WHAT YOU SHOULD DO → Quote the whole listing verbatim.
-- start RECORDS PROVIDED --
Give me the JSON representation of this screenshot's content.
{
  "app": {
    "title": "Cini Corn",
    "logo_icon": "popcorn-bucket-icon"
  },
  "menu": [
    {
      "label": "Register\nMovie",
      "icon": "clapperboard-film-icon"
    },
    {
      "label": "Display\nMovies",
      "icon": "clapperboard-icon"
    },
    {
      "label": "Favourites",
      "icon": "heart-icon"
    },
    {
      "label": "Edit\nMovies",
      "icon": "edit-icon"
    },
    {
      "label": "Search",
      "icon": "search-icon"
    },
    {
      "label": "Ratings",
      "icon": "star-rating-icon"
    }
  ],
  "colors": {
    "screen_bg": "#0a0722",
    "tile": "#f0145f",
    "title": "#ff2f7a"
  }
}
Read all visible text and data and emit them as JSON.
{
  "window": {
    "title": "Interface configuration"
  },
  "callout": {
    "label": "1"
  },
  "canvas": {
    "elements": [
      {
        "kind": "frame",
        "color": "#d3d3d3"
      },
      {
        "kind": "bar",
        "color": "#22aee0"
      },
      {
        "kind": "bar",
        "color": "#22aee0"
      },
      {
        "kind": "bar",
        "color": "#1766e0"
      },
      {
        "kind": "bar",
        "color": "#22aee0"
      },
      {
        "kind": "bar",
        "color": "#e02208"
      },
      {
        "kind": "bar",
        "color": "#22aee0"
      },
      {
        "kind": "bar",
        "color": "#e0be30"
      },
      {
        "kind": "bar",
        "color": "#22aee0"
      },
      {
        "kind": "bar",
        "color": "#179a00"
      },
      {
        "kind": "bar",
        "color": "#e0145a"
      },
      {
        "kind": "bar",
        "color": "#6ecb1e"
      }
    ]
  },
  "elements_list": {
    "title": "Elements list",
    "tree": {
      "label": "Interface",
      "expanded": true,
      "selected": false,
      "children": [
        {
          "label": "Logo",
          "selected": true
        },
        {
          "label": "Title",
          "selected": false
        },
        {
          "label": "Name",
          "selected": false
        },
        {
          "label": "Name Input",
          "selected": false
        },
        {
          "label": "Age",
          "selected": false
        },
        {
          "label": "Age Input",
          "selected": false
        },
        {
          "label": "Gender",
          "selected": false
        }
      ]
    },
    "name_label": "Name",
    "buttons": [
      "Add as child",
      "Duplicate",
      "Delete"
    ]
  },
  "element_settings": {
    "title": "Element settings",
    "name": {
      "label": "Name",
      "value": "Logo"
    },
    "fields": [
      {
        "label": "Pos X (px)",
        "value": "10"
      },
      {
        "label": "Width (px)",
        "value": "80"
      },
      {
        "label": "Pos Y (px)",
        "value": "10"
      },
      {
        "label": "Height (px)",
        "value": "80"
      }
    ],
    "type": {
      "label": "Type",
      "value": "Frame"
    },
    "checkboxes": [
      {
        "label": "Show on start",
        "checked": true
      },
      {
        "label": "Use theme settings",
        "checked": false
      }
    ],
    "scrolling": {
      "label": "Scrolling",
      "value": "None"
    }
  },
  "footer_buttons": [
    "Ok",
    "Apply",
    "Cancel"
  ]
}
-- end RECORDS PROVIDED --
EXPECTED ANSWER →
Give me the JSON representation of this screenshot's content.
{
  "app": {
    "title": "Cini Corn",
    "logo_icon": "popcorn-bucket-icon"
  },
  "menu": [
    {
      "label": "Register\nMovie",
      "icon": "clapperboard-film-icon"
    },
    {
      "label": "Display\nMovies",
      "icon": "clapperboard-icon"
    },
    {
      "label": "Favourites",
      "icon": "heart-icon"
    },
    {
      "label": "Edit\nMovies",
      "icon": "edit-icon"
    },
    {
      "label": "Search",
      "icon": "search-icon"
    },
    {
      "label": "Ratings",
      "icon": "star-rating-icon"
    }
  ],
  "colors": {
    "screen_bg": "#0a0722",
    "tile": "#f0145f",
    "title": "#ff2f7a"
  }
}
Read all visible text and data and emit them as JSON.
{
  "window": {
    "title": "Interface configuration"
  },
  "callout": {
    "label": "1"
  },
  "canvas": {
    "elements": [
      {
        "kind": "frame",
        "color": "#d3d3d3"
      },
      {
        "kind": "bar",
        "color": "#22aee0"
      },
      {
        "kind": "bar",
        "color": "#22aee0"
      },
      {
        "kind": "bar",
        "color": "#1766e0"
      },
      {
        "kind": "bar",
        "color": "#22aee0"
      },
      {
        "kind": "bar",
        "color": "#e02208"
      },
      {
        "kind": "bar",
        "color": "#22aee0"
      },
      {
        "kind": "bar",
        "color": "#e0be30"
      },
      {
        "kind": "bar",
        "color": "#22aee0"
      },
      {
        "kind": "bar",
        "color": "#179a00"
      },
      {
        "kind": "bar",
        "color": "#e0145a"
      },
      {
        "kind": "bar",
        "color": "#6ecb1e"
      }
    ]
  },
  "elements_list": {
    "title": "Elements list",
    "tree": {
      "label": "Interface",
      "expanded": true,
      "selected": false,
      "children": [
        {
          "label": "Logo",
          "selected": true
        },
        {
          "label": "Title",
          "selected": false
        },
        {
          "label": "Name",
          "selected": false
        },
        {
          "label": "Name Input",
          "selected": false
        },
        {
          "label": "Age",
          "selected": false
        },
        {
          "label": "Age Input",
          "selected": false
        },
        {
          "label": "Gender",
          "selected": false
        }
      ]
    },
    "name_label": "Name",
    "buttons": [
      "Add as child",
      "Duplicate",
      "Delete"
    ]
  },
  "element_settings": {
    "title": "Element settings",
    "name": {
      "label": "Name",
      "value": "Logo"
    },
    "fields": [
      {
        "label": "Pos X (px)",
        "value": "10"
      },
      {
        "label": "Width (px)",
        "value": "80"
      },
      {
        "label": "Pos Y (px)",
        "value": "10"
      },
      {
        "label": "Height (px)",
        "value": "80"
      }
    ],
    "type": {
      "label": "Type",
      "value": "Frame"
    },
    "checkboxes": [
      {
        "label": "Show on start",
        "checked": true
      },
      {
        "label": "Use theme settings",
        "checked": false
      }
    ],
    "scrolling": {
      "label": "Scrolling",
      "value": "None"
    }
  },
  "footer_buttons": [
    "Ok",
    "Apply",
    "Cancel"
  ]
}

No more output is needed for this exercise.